(Records excerpted from a collection)
+++++
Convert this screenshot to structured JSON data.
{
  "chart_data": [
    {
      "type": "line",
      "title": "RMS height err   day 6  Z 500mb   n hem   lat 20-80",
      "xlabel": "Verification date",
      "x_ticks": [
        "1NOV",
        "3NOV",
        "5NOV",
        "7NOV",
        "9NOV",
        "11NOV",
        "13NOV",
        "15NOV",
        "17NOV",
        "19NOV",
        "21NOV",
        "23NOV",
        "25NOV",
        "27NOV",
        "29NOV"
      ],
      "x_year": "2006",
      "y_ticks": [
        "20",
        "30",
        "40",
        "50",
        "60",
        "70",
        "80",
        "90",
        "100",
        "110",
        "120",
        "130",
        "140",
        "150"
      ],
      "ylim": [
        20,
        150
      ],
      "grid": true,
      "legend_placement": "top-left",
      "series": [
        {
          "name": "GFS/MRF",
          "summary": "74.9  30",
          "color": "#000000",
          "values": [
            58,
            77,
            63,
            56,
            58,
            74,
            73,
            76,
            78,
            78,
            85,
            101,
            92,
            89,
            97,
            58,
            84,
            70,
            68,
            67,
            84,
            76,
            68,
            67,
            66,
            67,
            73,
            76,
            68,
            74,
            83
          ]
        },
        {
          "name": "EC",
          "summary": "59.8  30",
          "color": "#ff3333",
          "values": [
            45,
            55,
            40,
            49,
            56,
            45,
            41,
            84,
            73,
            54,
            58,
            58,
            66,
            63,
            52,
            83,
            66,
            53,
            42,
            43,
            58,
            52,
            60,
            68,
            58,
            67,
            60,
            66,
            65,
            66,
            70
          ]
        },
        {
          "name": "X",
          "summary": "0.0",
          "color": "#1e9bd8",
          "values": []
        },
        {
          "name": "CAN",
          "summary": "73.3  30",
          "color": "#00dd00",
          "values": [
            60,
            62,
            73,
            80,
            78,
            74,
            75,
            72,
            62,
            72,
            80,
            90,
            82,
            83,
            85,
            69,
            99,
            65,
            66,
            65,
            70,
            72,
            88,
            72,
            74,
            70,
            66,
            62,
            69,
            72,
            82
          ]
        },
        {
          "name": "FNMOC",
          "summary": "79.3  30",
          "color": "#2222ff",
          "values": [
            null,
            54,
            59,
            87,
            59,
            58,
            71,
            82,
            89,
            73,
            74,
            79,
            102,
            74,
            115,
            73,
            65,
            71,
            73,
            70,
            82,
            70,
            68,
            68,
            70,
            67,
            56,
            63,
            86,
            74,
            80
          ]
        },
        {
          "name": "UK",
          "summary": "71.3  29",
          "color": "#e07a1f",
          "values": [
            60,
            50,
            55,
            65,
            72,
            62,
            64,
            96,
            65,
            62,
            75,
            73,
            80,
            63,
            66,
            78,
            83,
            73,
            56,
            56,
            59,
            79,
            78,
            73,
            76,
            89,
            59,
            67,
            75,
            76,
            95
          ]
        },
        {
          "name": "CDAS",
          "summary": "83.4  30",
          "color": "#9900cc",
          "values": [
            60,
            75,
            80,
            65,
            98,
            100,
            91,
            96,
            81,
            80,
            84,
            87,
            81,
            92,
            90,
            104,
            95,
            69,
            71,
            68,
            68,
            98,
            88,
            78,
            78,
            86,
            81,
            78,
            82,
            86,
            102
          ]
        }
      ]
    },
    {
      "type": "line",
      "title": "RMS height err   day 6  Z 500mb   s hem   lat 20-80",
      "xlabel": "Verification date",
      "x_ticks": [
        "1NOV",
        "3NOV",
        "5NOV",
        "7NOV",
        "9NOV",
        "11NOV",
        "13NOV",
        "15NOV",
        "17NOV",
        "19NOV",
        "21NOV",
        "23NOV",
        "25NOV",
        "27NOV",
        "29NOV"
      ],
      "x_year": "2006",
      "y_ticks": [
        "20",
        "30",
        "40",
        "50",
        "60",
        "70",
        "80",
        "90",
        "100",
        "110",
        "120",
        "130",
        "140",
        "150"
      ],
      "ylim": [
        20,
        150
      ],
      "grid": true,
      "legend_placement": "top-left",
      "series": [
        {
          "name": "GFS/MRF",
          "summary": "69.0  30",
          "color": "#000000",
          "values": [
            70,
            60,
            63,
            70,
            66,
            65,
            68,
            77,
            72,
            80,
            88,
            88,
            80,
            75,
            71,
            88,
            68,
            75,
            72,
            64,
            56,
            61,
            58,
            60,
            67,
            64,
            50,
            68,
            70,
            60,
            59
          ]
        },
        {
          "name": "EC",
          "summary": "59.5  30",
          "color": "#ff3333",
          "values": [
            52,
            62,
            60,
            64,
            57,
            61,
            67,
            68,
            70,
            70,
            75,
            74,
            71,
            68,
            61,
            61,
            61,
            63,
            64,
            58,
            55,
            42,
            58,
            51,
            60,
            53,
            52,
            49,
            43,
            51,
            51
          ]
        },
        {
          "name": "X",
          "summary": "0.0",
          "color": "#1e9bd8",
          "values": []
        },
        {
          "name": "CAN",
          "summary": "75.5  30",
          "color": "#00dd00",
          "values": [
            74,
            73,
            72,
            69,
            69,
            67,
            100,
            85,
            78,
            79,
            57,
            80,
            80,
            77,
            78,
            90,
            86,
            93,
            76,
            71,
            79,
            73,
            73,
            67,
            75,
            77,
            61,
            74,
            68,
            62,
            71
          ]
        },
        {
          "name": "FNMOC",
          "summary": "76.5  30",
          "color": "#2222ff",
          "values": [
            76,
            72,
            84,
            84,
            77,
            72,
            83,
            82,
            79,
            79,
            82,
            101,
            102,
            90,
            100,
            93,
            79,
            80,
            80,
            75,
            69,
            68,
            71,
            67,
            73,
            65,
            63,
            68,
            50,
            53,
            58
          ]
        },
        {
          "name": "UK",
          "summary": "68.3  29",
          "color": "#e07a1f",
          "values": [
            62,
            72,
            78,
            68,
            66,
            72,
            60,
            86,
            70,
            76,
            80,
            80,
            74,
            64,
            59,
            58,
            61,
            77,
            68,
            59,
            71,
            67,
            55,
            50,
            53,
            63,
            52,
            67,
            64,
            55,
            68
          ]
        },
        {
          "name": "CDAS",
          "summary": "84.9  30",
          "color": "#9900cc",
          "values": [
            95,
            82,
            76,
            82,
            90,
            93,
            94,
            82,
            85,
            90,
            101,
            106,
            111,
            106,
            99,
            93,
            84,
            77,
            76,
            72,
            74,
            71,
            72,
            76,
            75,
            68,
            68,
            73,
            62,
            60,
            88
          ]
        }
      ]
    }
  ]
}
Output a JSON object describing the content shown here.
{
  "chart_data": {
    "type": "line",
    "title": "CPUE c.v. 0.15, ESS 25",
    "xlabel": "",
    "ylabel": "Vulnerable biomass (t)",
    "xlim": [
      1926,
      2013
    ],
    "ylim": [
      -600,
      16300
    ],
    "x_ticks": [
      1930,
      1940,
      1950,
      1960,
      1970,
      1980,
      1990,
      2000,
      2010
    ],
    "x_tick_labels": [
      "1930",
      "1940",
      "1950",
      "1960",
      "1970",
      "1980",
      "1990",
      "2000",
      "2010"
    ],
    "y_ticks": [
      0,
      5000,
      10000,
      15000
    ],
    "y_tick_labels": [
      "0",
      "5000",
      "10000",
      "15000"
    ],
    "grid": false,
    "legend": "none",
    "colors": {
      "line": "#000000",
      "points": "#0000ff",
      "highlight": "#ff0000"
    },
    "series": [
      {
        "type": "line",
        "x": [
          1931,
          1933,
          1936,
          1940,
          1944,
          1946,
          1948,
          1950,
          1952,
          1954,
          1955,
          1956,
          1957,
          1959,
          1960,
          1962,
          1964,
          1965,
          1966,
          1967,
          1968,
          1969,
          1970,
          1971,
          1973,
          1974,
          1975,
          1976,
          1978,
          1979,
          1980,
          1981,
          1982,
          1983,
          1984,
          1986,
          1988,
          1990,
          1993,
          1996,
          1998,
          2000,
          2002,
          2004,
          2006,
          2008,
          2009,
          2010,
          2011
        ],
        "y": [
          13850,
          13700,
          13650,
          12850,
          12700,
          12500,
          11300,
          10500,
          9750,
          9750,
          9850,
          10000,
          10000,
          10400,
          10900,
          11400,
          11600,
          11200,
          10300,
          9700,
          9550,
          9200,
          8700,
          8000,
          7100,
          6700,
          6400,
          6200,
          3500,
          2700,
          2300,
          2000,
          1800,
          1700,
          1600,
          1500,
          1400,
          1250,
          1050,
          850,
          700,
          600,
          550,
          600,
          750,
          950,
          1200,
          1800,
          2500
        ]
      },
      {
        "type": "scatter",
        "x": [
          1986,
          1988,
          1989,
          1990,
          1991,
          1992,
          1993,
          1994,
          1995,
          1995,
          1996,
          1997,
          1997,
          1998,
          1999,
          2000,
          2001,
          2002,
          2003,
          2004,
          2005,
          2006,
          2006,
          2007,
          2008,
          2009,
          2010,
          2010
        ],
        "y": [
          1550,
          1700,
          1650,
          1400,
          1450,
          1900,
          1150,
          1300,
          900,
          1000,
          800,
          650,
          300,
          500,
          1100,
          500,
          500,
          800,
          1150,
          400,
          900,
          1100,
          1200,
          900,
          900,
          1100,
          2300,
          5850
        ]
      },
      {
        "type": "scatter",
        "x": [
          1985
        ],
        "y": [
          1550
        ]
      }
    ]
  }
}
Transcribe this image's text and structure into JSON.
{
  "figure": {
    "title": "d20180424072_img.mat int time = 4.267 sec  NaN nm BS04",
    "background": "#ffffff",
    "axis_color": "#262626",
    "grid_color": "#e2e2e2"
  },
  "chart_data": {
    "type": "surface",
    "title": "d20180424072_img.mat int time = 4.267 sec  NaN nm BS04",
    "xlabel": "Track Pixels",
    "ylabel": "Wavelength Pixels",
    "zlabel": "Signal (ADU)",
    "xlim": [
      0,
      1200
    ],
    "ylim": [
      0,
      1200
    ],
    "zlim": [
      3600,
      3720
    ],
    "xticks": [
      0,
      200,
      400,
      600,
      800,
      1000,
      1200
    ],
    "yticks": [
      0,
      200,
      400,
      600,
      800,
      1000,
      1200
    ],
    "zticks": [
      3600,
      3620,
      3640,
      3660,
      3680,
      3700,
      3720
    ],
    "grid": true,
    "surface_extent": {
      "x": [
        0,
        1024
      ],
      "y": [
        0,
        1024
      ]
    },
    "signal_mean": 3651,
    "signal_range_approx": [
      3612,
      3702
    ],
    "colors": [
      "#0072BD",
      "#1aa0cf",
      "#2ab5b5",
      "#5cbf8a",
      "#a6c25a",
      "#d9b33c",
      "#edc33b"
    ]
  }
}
+++++
## Requirement
Count the lines in the records above that hold the word "this", and give only that number.

## Task result
2